• PROBLEM STATEMENT: Only the number is wanted: how many lines of the data contain "BLANCO"?
--- --- ---
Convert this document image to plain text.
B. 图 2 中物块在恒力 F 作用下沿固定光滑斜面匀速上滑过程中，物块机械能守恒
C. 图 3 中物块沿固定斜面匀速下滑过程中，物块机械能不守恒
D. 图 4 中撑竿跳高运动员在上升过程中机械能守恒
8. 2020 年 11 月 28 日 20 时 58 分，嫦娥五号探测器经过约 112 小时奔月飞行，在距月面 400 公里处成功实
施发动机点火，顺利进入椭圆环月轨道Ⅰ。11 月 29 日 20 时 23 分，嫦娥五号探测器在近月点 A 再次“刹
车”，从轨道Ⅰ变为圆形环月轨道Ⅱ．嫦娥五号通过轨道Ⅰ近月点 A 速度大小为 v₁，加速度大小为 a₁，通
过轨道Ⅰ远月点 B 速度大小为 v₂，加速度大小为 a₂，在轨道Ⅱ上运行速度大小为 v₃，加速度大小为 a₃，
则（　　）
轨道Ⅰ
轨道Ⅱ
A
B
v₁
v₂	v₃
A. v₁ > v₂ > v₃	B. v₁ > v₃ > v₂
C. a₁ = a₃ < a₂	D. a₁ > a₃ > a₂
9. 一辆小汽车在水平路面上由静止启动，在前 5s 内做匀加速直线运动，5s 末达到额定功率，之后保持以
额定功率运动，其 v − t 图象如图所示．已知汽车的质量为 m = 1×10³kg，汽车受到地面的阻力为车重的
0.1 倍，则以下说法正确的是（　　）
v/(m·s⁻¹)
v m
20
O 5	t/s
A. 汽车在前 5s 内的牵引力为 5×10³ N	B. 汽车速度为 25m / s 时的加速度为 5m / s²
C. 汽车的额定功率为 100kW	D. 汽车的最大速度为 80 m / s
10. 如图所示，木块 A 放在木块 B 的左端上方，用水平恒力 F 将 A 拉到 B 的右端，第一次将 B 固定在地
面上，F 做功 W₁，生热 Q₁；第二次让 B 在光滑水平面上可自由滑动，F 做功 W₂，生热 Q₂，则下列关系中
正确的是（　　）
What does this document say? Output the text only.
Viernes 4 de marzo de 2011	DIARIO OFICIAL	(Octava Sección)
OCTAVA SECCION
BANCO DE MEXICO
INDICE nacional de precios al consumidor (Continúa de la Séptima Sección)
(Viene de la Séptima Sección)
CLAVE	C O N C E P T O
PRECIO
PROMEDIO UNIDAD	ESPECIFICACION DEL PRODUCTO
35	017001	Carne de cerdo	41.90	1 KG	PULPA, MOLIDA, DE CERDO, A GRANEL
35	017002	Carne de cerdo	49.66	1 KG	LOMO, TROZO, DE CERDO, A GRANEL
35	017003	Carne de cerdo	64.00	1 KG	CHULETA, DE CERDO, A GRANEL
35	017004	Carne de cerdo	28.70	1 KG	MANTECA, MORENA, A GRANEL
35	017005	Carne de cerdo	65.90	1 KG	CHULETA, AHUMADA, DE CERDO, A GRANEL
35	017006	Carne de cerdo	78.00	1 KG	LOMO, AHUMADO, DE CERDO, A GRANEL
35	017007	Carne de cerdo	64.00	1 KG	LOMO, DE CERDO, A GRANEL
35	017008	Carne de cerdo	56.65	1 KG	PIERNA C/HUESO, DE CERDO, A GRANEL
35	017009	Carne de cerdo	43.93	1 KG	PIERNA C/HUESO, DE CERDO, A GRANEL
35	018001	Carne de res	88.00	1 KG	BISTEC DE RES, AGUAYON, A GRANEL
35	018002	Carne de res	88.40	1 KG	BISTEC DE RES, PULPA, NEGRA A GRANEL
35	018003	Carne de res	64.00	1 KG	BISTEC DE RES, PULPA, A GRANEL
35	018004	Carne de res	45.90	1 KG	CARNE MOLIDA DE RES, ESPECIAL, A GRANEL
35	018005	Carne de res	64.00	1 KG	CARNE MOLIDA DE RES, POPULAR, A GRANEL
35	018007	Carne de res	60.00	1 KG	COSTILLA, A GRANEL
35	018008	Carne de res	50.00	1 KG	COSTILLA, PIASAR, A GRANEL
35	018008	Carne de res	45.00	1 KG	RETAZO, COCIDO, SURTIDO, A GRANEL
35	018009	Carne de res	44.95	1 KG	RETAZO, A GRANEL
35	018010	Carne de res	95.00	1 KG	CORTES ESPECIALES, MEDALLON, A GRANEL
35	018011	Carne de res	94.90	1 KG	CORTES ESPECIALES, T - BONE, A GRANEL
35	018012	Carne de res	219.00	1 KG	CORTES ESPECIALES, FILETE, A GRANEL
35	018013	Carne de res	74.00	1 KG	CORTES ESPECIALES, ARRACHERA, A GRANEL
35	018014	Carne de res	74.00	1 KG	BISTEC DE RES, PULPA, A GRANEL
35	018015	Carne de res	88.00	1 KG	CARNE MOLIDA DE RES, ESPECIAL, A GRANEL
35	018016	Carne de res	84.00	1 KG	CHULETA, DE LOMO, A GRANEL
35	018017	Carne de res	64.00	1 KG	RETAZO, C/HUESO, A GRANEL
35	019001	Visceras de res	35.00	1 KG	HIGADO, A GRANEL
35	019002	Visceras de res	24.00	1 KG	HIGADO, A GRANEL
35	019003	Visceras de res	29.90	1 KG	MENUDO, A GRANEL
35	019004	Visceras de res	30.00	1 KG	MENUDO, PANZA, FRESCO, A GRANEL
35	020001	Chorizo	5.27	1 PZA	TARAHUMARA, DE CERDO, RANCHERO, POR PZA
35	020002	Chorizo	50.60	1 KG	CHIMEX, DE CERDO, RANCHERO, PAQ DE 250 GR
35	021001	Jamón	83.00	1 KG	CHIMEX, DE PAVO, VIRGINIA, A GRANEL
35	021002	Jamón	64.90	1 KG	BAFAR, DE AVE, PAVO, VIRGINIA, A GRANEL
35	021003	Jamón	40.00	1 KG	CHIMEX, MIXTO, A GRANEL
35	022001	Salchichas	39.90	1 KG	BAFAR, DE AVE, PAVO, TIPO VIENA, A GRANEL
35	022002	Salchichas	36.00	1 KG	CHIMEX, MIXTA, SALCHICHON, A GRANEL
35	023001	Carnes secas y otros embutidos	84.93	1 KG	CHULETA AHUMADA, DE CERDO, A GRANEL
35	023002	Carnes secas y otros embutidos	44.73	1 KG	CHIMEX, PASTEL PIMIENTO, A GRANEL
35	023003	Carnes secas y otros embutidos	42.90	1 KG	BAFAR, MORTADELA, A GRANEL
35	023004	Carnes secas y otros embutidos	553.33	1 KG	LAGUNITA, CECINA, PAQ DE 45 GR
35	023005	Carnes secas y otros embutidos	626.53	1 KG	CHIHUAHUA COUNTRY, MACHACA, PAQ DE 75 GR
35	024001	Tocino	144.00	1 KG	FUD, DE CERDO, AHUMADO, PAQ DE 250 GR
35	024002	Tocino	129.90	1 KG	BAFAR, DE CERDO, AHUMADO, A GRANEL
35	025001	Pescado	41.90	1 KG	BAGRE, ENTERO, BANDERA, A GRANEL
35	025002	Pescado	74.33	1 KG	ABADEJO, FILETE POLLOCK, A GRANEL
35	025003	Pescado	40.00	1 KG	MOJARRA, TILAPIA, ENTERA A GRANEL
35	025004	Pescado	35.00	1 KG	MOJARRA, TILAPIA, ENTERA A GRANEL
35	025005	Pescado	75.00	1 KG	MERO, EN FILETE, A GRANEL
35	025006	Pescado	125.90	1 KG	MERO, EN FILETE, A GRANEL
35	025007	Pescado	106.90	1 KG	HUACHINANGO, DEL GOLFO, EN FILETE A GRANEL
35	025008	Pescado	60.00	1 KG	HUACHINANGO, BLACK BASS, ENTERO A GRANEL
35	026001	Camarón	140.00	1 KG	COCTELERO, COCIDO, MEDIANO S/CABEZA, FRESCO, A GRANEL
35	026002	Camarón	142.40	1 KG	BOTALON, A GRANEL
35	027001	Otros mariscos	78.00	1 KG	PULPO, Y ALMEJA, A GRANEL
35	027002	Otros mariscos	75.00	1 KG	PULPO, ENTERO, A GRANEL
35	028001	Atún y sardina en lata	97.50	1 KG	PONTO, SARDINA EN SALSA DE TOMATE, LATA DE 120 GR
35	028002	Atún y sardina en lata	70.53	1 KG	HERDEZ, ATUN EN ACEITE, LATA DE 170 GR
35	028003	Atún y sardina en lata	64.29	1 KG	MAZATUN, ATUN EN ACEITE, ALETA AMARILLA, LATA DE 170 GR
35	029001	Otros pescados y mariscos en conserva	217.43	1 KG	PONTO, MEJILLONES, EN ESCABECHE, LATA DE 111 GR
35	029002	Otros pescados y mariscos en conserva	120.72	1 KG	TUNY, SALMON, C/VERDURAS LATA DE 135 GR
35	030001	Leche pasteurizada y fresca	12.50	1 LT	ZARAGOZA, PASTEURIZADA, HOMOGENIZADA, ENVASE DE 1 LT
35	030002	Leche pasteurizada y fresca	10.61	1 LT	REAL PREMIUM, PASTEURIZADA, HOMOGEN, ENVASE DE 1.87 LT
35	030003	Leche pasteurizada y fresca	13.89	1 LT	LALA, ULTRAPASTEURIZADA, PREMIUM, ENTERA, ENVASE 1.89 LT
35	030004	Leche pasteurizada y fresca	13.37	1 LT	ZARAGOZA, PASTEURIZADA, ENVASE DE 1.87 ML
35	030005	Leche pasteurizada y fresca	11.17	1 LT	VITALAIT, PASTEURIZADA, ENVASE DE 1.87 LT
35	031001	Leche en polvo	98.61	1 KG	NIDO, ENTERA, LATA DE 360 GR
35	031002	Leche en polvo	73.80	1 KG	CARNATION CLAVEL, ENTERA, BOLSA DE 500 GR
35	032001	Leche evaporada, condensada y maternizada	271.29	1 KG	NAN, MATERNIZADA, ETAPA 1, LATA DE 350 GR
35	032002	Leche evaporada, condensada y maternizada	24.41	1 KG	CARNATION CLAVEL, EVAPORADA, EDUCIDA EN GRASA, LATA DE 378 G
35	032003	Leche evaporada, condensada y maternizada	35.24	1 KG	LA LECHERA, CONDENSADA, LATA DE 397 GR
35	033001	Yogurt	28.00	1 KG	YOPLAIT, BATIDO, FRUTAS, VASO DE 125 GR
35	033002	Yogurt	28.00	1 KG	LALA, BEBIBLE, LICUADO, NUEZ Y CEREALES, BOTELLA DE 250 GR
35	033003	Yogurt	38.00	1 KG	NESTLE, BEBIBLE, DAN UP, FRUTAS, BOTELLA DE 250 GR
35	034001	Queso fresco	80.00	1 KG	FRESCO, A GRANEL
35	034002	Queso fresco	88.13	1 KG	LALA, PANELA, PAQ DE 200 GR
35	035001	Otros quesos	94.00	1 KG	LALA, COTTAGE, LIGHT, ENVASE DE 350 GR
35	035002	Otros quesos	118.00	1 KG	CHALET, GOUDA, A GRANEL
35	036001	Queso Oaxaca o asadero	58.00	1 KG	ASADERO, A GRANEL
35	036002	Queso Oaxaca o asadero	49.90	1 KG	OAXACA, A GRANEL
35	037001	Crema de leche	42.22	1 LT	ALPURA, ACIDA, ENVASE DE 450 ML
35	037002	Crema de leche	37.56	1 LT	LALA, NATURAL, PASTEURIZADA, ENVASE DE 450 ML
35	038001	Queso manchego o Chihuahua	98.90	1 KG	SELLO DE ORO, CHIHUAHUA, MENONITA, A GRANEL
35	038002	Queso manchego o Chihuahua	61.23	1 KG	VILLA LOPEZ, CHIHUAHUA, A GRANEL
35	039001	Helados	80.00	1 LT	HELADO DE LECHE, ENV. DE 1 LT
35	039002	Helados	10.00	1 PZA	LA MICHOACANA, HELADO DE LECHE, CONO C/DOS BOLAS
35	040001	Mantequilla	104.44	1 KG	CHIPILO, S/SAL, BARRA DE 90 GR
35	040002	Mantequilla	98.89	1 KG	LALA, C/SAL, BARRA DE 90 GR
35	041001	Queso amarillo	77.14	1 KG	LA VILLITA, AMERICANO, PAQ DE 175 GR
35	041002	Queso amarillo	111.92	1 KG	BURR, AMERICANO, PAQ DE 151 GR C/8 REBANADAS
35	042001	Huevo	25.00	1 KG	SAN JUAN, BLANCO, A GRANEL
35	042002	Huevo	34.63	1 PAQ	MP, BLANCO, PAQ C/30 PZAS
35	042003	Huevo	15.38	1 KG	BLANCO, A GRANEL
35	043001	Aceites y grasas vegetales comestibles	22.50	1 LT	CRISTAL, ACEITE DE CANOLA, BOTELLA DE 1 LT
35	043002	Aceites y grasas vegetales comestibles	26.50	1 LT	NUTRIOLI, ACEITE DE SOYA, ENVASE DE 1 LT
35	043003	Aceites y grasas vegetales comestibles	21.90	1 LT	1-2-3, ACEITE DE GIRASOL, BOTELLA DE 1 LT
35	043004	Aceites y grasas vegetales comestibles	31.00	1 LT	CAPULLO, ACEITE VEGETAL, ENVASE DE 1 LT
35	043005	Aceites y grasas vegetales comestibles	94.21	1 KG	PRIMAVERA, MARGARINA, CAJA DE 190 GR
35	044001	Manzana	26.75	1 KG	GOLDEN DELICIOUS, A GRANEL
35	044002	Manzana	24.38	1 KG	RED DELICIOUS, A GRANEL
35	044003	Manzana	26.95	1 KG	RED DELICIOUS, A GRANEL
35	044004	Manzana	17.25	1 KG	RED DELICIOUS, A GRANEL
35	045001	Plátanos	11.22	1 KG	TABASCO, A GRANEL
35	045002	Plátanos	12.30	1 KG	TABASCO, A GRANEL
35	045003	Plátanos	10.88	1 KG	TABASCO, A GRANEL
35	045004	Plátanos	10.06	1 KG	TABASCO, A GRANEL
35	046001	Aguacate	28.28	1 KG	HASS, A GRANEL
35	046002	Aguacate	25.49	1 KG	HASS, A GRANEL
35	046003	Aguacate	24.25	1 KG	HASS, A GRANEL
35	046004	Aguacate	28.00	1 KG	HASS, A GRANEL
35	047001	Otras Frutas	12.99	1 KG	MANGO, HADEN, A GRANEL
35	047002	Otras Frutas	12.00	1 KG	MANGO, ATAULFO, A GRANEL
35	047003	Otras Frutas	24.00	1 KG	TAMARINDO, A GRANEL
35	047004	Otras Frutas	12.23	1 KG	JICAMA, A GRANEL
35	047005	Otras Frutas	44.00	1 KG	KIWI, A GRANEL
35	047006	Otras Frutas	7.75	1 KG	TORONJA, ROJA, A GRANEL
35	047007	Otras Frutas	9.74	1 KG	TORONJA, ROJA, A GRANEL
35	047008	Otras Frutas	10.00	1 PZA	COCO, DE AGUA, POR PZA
--- --- ---
• COMPLETE ANSWER: 3